*Provided records*.
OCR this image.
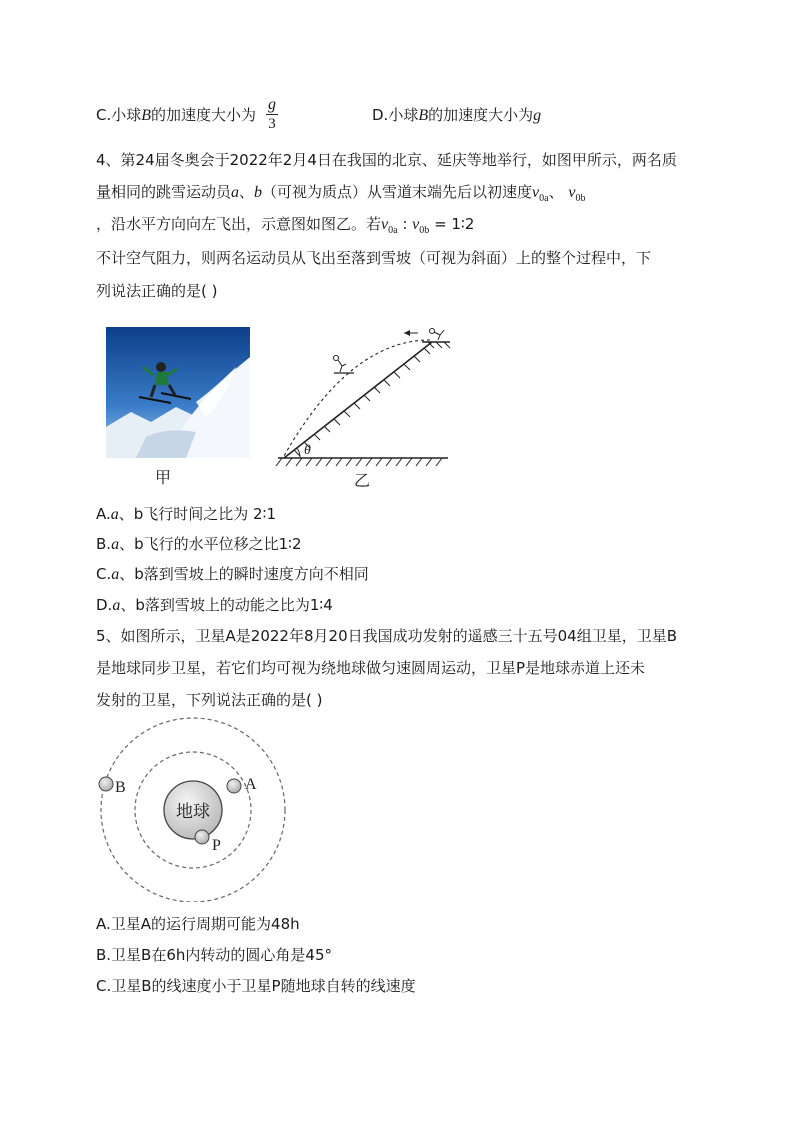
C.小球B的加速度大小为 $\frac{g}{3}$	D.小球B的加速度大小为g
4、第24届冬奥会于2022年2月4日在我国的北京、延庆等地举行，如图甲所示，两名质
量相同的跳雪运动员a、b（可视为质点）从雪道末端先后以初速度$v_{0a}$、 $v_{0b}$
，沿水平方向向左飞出，示意图如图乙。若$v_{0a}$ : $v_{0b}$ = 1∶2
不计空气阻力，则两名运动员从飞出至落到雪坡（可视为斜面）上的整个过程中，下
列说法正确的是( )
甲
θ
乙
A.a、b飞行时间之比为 2∶1
B.a、b飞行的水平位移之比1∶2
C.a、b落到雪坡上的瞬时速度方向不相同
D.a、b落到雪坡上的动能之比为1∶4
5、如图所示，卫星A是2022年8月20日我国成功发射的遥感三十五号04组卫星，卫星B
是地球同步卫星，若它们均可视为绕地球做匀速圆周运动，卫星P是地球赤道上还未
发射的卫星，下列说法正确的是( )
地球
B	A
P
A.卫星A的运行周期可能为48h
B.卫星B在6h内转动的圆心角是45°
C.卫星B的线速度小于卫星P随地球自转的线速度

*Task instructions*.
Skip the images and write out the rest of the listing exactly.

*Task response*.
OCR this image.
C.小球B的加速度大小为 $\frac{g}{3}$	D.小球B的加速度大小为g
4、第24届冬奥会于2022年2月4日在我国的北京、延庆等地举行，如图甲所示，两名质
量相同的跳雪运动员a、b（可视为质点）从雪道末端先后以初速度$v_{0a}$、 $v_{0b}$
，沿水平方向向左飞出，示意图如图乙。若$v_{0a}$ : $v_{0b}$ = 1∶2
不计空气阻力，则两名运动员从飞出至落到雪坡（可视为斜面）上的整个过程中，下
列说法正确的是( )
甲
θ
乙
A.a、b飞行时间之比为 2∶1
B.a、b飞行的水平位移之比1∶2
C.a、b落到雪坡上的瞬时速度方向不相同
D.a、b落到雪坡上的动能之比为1∶4
5、如图所示，卫星A是2022年8月20日我国成功发射的遥感三十五号04组卫星，卫星B
是地球同步卫星，若它们均可视为绕地球做匀速圆周运动，卫星P是地球赤道上还未
发射的卫星，下列说法正确的是( )
地球
B	A
P
A.卫星A的运行周期可能为48h
B.卫星B在6h内转动的圆心角是45°
C.卫星B的线速度小于卫星P随地球自转的线速度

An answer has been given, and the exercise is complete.